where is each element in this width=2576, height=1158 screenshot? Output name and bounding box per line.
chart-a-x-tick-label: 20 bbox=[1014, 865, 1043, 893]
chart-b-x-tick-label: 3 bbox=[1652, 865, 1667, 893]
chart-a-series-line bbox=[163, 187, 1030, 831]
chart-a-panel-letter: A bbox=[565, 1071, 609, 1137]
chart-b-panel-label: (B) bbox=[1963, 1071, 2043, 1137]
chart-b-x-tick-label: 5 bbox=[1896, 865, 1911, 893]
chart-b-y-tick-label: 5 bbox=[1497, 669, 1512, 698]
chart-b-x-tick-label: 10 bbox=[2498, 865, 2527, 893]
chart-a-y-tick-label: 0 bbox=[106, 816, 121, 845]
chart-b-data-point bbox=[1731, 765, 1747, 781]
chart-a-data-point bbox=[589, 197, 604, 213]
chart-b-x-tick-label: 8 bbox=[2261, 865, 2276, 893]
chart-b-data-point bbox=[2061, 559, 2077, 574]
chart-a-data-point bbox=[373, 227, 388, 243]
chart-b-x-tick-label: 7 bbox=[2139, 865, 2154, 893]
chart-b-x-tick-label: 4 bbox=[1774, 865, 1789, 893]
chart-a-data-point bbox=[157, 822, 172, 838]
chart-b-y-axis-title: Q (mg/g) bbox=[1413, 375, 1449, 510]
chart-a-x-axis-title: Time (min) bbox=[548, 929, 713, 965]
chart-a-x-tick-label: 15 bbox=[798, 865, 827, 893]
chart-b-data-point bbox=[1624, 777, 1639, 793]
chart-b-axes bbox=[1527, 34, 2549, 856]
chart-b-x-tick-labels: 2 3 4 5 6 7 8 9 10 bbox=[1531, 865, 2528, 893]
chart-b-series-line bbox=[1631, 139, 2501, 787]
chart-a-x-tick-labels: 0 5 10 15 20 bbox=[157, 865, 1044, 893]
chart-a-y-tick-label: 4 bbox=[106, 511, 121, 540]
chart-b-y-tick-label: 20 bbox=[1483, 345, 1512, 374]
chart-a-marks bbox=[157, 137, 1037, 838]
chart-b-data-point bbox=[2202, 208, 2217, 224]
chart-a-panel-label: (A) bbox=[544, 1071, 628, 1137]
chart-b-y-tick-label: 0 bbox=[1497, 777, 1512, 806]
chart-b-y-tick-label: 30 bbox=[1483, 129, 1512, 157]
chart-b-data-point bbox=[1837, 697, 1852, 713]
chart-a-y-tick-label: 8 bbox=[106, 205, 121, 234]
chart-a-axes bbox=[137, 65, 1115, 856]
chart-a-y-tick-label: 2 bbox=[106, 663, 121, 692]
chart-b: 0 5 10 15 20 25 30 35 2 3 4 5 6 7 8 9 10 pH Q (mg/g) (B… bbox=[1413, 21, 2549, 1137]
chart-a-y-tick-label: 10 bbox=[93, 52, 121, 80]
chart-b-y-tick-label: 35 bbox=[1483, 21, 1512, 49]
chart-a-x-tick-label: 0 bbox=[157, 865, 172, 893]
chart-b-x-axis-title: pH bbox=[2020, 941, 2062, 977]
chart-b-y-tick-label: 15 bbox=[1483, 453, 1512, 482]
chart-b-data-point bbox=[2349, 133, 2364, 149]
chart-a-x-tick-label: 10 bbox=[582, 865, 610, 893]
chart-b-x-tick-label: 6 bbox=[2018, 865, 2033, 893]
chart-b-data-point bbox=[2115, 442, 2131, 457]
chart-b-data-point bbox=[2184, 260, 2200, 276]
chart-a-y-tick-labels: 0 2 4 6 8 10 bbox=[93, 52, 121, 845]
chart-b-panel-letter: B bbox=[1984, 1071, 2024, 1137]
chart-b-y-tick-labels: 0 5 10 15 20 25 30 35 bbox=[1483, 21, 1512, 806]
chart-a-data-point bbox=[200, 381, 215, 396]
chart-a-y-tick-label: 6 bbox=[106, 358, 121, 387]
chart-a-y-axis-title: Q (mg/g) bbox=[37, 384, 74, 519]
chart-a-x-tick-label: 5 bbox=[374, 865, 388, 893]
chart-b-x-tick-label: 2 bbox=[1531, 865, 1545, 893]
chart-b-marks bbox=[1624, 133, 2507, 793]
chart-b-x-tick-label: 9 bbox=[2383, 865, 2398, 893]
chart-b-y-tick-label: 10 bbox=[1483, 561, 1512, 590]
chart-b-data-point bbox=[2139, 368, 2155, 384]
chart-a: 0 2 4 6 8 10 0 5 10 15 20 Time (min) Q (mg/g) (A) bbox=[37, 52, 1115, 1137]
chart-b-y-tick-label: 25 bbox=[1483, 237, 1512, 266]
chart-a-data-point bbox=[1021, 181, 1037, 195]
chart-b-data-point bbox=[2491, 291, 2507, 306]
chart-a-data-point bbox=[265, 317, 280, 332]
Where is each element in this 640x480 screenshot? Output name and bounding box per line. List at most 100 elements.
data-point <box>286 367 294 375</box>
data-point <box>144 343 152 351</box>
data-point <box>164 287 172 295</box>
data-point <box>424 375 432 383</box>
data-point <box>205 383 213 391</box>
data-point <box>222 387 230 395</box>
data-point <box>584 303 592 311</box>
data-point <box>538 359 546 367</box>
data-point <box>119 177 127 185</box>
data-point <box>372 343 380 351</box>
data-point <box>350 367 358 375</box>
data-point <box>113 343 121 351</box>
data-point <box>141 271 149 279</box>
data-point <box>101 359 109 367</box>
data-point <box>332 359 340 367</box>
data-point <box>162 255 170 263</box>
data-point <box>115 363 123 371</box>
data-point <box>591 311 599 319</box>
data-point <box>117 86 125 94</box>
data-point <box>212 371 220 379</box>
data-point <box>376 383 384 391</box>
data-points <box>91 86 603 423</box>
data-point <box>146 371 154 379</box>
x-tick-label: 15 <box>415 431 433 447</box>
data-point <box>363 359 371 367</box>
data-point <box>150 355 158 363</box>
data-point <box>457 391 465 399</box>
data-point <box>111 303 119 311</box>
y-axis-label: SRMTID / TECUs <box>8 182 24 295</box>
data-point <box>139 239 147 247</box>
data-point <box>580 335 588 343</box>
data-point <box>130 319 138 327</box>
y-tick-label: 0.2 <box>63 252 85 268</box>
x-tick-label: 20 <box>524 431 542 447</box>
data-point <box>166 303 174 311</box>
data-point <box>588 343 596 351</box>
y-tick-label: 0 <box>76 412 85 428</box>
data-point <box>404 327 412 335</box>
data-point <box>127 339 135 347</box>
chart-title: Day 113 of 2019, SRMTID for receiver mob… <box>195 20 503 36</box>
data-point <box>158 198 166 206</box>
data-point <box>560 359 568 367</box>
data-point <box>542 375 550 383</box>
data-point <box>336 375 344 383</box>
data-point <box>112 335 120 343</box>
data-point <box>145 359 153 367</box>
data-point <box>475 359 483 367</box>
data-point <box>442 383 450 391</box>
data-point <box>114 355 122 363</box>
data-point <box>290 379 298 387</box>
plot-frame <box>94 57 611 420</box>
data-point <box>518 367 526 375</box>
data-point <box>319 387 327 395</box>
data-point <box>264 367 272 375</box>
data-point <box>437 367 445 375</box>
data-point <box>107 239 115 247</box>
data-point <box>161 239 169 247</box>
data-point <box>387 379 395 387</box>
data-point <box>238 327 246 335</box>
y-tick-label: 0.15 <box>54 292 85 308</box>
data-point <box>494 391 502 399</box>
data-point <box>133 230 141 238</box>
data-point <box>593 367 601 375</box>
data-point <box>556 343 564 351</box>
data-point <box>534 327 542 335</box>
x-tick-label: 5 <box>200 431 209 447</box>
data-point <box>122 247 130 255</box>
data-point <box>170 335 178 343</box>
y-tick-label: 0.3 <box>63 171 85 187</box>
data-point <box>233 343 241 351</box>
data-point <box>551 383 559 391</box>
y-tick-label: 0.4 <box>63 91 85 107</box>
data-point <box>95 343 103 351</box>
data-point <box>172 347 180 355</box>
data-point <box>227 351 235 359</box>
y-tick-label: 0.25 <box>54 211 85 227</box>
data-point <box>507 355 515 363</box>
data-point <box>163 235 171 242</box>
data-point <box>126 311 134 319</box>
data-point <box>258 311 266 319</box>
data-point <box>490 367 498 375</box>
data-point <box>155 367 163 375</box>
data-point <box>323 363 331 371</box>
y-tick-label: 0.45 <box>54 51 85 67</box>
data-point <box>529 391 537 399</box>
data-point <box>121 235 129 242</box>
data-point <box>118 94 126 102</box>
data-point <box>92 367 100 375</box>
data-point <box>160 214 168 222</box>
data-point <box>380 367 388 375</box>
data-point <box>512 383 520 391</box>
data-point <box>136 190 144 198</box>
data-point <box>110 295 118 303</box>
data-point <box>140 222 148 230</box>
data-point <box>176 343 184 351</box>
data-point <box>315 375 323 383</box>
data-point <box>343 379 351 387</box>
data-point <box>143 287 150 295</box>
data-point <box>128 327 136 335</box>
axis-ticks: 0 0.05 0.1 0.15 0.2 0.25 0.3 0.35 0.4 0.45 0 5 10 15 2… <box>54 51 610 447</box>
● ● ● ●
▶ STATED TASK: Lay out the material from its first line through the line containing "chart-a-axes bbox=[137, 65, 1115, 856]", inclusive, as a JSON list of strings with one string per line, leaving out blank lines.

▶ IN RESPONSE:
[
  "where is each element in this width=2576, height=1158 screenshot? Output name and bounding box per line.",
  "chart-a-x-tick-label: 20 bbox=[1014, 865, 1043, 893]",
  "chart-b-x-tick-label: 3 bbox=[1652, 865, 1667, 893]",
  "chart-a-series-line bbox=[163, 187, 1030, 831]",
  "chart-a-panel-letter: A bbox=[565, 1071, 609, 1137]",
  "chart-b-panel-label: (B) bbox=[1963, 1071, 2043, 1137]",
  "chart-b-x-tick-label: 5 bbox=[1896, 865, 1911, 893]",
  "chart-b-y-tick-label: 5 bbox=[1497, 669, 1512, 698]",
  "chart-b-x-tick-label: 10 bbox=[2498, 865, 2527, 893]",
  "chart-a-y-tick-label: 0 bbox=[106, 816, 121, 845]",
  "chart-b-data-point bbox=[1731, 765, 1747, 781]",
  "chart-a-data-point bbox=[589, 197, 604, 213]",
  "chart-b-x-tick-label: 8 bbox=[2261, 865, 2276, 893]",
  "chart-b-data-point bbox=[2061, 559, 2077, 574]",
  "chart-a-data-point bbox=[373, 227, 388, 243]",
  "chart-b-x-tick-label: 7 bbox=[2139, 865, 2154, 893]",
  "chart-b-x-tick-label: 4 bbox=[1774, 865, 1789, 893]",
  "chart-a-data-point bbox=[157, 822, 172, 838]",
  "chart-b-y-axis-title: Q (mg/g) bbox=[1413, 375, 1449, 510]",
  "chart-a-x-axis-title: Time (min) bbox=[548, 929, 713, 965]",
  "chart-a-x-tick-label: 15 bbox=[798, 865, 827, 893]",
  "chart-b-data-point bbox=[1624, 777, 1639, 793]",
  "chart-b-axes bbox=[1527, 34, 2549, 856]",
  "chart-b-x-tick-labels: 2 3 4 5 6 7 8 9 10 bbox=[1531, 865, 2528, 893]",
  "chart-b-series-line bbox=[1631, 139, 2501, 787]",
  "chart-a-x-tick-labels: 0 5 10 15 20 bbox=[157, 865, 1044, 893]",
  "chart-a-y-tick-label: 4 bbox=[106, 511, 121, 540]",
  "chart-b-y-tick-label: 20 bbox=[1483, 345, 1512, 374]",
  "chart-a-marks bbox=[157, 137, 1037, 838]",
  "chart-b-data-point bbox=[2202, 208, 2217, 224]",
  "chart-a-panel-label: (A) bbox=[544, 1071, 628, 1137]",
  "chart-b-y-tick-label: 0 bbox=[1497, 777, 1512, 806]",
  "chart-b-y-tick-label: 30 bbox=[1483, 129, 1512, 157]",
  "chart-b-data-point bbox=[1837, 697, 1852, 713]",
  "chart-a-y-tick-label: 8 bbox=[106, 205, 121, 234]",
  "chart-a-axes bbox=[137, 65, 1115, 856]"
]